PROBLEM DETAILS
Your task is to reproduce the entries below word for word.

DATA EXTRACT
--------

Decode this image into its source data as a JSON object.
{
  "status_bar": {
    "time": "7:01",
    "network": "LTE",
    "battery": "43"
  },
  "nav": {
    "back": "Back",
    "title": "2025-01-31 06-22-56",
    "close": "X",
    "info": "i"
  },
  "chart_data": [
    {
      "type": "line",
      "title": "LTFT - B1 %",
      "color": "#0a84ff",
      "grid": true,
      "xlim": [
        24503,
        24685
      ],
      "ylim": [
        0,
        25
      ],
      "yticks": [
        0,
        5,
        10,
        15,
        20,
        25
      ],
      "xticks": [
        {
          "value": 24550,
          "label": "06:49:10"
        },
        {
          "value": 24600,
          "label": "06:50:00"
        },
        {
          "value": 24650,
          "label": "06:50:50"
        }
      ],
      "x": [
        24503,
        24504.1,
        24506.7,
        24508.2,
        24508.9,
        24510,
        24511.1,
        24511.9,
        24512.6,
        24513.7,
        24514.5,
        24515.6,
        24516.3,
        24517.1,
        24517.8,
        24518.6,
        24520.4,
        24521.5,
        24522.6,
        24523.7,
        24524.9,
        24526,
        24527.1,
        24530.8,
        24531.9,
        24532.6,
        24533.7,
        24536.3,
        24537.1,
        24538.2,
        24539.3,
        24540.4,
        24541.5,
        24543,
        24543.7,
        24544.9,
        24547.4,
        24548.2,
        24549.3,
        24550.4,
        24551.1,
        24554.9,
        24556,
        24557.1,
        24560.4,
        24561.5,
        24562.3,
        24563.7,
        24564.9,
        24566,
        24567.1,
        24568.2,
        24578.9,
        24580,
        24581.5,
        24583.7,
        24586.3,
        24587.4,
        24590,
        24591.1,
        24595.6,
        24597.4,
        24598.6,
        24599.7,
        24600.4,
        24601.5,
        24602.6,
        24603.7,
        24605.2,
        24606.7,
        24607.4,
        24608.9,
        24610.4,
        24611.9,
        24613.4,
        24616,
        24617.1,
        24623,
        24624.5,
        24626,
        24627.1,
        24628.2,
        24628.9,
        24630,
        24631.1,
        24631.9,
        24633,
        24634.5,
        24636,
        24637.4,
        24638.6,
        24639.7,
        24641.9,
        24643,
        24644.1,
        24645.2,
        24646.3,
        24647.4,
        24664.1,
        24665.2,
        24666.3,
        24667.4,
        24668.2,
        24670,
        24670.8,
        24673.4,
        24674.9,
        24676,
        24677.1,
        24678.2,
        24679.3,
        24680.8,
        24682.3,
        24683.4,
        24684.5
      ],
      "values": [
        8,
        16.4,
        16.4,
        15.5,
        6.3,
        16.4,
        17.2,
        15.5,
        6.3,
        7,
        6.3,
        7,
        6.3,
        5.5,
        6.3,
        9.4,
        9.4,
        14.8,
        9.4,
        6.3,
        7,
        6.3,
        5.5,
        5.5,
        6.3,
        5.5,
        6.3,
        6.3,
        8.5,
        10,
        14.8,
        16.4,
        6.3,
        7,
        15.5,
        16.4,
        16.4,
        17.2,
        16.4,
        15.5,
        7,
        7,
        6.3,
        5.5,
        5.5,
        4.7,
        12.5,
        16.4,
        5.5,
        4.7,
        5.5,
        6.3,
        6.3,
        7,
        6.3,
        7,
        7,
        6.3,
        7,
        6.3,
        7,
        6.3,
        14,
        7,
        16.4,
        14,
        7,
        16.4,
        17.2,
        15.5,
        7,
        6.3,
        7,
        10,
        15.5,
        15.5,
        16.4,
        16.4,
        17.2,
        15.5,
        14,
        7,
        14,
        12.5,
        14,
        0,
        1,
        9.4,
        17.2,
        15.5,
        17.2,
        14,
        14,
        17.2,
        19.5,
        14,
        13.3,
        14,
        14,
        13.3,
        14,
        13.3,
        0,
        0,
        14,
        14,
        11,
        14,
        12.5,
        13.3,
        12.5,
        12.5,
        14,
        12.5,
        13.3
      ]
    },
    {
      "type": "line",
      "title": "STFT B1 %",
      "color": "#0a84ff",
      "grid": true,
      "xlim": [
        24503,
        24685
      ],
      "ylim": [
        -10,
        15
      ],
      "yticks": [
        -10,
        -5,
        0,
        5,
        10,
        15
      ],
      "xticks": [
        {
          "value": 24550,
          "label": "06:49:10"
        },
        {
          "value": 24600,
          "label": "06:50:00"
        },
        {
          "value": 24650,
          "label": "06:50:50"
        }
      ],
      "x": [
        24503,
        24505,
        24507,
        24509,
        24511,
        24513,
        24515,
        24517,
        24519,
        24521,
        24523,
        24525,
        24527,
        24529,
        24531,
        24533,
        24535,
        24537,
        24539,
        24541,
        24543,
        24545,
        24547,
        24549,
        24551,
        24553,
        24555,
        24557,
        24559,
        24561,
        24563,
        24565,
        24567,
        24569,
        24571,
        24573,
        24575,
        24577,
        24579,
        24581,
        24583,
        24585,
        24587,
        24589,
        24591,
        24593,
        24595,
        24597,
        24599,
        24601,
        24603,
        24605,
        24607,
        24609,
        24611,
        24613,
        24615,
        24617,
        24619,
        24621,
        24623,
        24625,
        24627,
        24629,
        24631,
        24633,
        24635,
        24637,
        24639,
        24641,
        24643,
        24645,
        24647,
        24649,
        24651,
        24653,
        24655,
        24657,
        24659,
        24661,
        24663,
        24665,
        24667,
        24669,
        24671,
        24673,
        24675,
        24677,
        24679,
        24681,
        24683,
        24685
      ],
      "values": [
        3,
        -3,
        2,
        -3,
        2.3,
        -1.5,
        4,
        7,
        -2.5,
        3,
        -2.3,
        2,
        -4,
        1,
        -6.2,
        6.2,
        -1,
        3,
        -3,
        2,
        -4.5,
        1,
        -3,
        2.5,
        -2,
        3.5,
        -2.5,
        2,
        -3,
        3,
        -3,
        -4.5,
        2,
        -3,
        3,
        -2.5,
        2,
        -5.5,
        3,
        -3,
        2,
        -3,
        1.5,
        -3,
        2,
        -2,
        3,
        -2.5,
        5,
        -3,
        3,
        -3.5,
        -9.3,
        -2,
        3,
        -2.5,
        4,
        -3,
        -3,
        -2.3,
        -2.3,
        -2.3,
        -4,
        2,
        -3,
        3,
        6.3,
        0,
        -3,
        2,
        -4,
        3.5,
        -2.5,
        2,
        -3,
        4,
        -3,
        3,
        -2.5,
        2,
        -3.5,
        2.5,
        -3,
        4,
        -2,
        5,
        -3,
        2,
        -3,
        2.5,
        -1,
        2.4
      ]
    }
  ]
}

--------

THE OUTPUT
Decode this image into its source data as a JSON object.
{
  "status_bar": {
    "time": "7:01",
    "network": "LTE",
    "battery": "43"
  },
  "nav": {
    "back": "Back",
    "title": "2025-01-31 06-22-56",
    "close": "X",
    "info": "i"
  },
  "chart_data": [
    {
      "type": "line",
      "title": "LTFT - B1 %",
      "color": "#0a84ff",
      "grid": true,
      "xlim": [
        24503,
        24685
      ],
      "ylim": [
        0,
        25
      ],
      "yticks": [
        0,
        5,
        10,
        15,
        20,
        25
      ],
      "xticks": [
        {
          "value": 24550,
          "label": "06:49:10"
        },
        {
          "value": 24600,
          "label": "06:50:00"
        },
        {
          "value": 24650,
          "label": "06:50:50"
        }
      ],
      "x": [
        24503,
        24504.1,
        24506.7,
        24508.2,
        24508.9,
        24510,
        24511.1,
        24511.9,
        24512.6,
        24513.7,
        24514.5,
        24515.6,
        24516.3,
        24517.1,
        24517.8,
        24518.6,
        24520.4,
        24521.5,
        24522.6,
        24523.7,
        24524.9,
        24526,
        24527.1,
        24530.8,
        24531.9,
        24532.6,
        24533.7,
        24536.3,
        24537.1,
        24538.2,
        24539.3,
        24540.4,
        24541.5,
        24543,
        24543.7,
        24544.9,
        24547.4,
        24548.2,
        24549.3,
        24550.4,
        24551.1,
        24554.9,
        24556,
        24557.1,
        24560.4,
        24561.5,
        24562.3,
        24563.7,
        24564.9,
        24566,
        24567.1,
        24568.2,
        24578.9,
        24580,
        24581.5,
        24583.7,
        24586.3,
        24587.4,
        24590,
        24591.1,
        24595.6,
        24597.4,
        24598.6,
        24599.7,
        24600.4,
        24601.5,
        24602.6,
        24603.7,
        24605.2,
        24606.7,
        24607.4,
        24608.9,
        24610.4,
        24611.9,
        24613.4,
        24616,
        24617.1,
        24623,
        24624.5,
        24626,
        24627.1,
        24628.2,
        24628.9,
        24630,
        24631.1,
        24631.9,
        24633,
        24634.5,
        24636,
        24637.4,
        24638.6,
        24639.7,
        24641.9,
        24643,
        24644.1,
        24645.2,
        24646.3,
        24647.4,
        24664.1,
        24665.2,
        24666.3,
        24667.4,
        24668.2,
        24670,
        24670.8,
        24673.4,
        24674.9,
        24676,
        24677.1,
        24678.2,
        24679.3,
        24680.8,
        24682.3,
        24683.4,
        24684.5
      ],
      "values": [
        8,
        16.4,
        16.4,
        15.5,
        6.3,
        16.4,
        17.2,
        15.5,
        6.3,
        7,
        6.3,
        7,
        6.3,
        5.5,
        6.3,
        9.4,
        9.4,
        14.8,
        9.4,
        6.3,
        7,
        6.3,
        5.5,
        5.5,
        6.3,
        5.5,
        6.3,
        6.3,
        8.5,
        10,
        14.8,
        16.4,
        6.3,
        7,
        15.5,
        16.4,
        16.4,
        17.2,
        16.4,
        15.5,
        7,
        7,
        6.3,
        5.5,
        5.5,
        4.7,
        12.5,
        16.4,
        5.5,
        4.7,
        5.5,
        6.3,
        6.3,
        7,
        6.3,
        7,
        7,
        6.3,
        7,
        6.3,
        7,
        6.3,
        14,
        7,
        16.4,
        14,
        7,
        16.4,
        17.2,
        15.5,
        7,
        6.3,
        7,
        10,
        15.5,
        15.5,
        16.4,
        16.4,
        17.2,
        15.5,
        14,
        7,
        14,
        12.5,
        14,
        0,
        1,
        9.4,
        17.2,
        15.5,
        17.2,
        14,
        14,
        17.2,
        19.5,
        14,
        13.3,
        14,
        14,
        13.3,
        14,
        13.3,
        0,
        0,
        14,
        14,
        11,
        14,
        12.5,
        13.3,
        12.5,
        12.5,
        14,
        12.5,
        13.3
      ]
    },
    {
      "type": "line",
      "title": "STFT B1 %",
      "color": "#0a84ff",
      "grid": true,
      "xlim": [
        24503,
        24685
      ],
      "ylim": [
        -10,
        15
      ],
      "yticks": [
        -10,
        -5,
        0,
        5,
        10,
        15
      ],
      "xticks": [
        {
          "value": 24550,
          "label": "06:49:10"
        },
        {
          "value": 24600,
          "label": "06:50:00"
        },
        {
          "value": 24650,
          "label": "06:50:50"
        }
      ],
      "x": [
        24503,
        24505,
        24507,
        24509,
        24511,
        24513,
        24515,
        24517,
        24519,
        24521,
        24523,
        24525,
        24527,
        24529,
        24531,
        24533,
        24535,
        24537,
        24539,
        24541,
        24543,
        24545,
        24547,
        24549,
        24551,
        24553,
        24555,
        24557,
        24559,
        24561,
        24563,
        24565,
        24567,
        24569,
        24571,
        24573,
        24575,
        24577,
        24579,
        24581,
        24583,
        24585,
        24587,
        24589,
        24591,
        24593,
        24595,
        24597,
        24599,
        24601,
        24603,
        24605,
        24607,
        24609,
        24611,
        24613,
        24615,
        24617,
        24619,
        24621,
        24623,
        24625,
        24627,
        24629,
        24631,
        24633,
        24635,
        24637,
        24639,
        24641,
        24643,
        24645,
        24647,
        24649,
        24651,
        24653,
        24655,
        24657,
        24659,
        24661,
        24663,
        24665,
        24667,
        24669,
        24671,
        24673,
        24675,
        24677,
        24679,
        24681,
        24683,
        24685
      ],
      "values": [
        3,
        -3,
        2,
        -3,
        2.3,
        -1.5,
        4,
        7,
        -2.5,
        3,
        -2.3,
        2,
        -4,
        1,
        -6.2,
        6.2,
        -1,
        3,
        -3,
        2,
        -4.5,
        1,
        -3,
        2.5,
        -2,
        3.5,
        -2.5,
        2,
        -3,
        3,
        -3,
        -4.5,
        2,
        -3,
        3,
        -2.5,
        2,
        -5.5,
        3,
        -3,
        2,
        -3,
        1.5,
        -3,
        2,
        -2,
        3,
        -2.5,
        5,
        -3,
        3,
        -3.5,
        -9.3,
        -2,
        3,
        -2.5,
        4,
        -3,
        -3,
        -2.3,
        -2.3,
        -2.3,
        -4,
        2,
        -3,
        3,
        6.3,
        0,
        -3,
        2,
        -4,
        3.5,
        -2.5,
        2,
        -3,
        4,
        -3,
        3,
        -2.5,
        2,
        -3.5,
        2.5,
        -3,
        4,
        -2,
        5,
        -3,
        2,
        -3,
        2.5,
        -1,
        2.4
      ]
    }
  ]
}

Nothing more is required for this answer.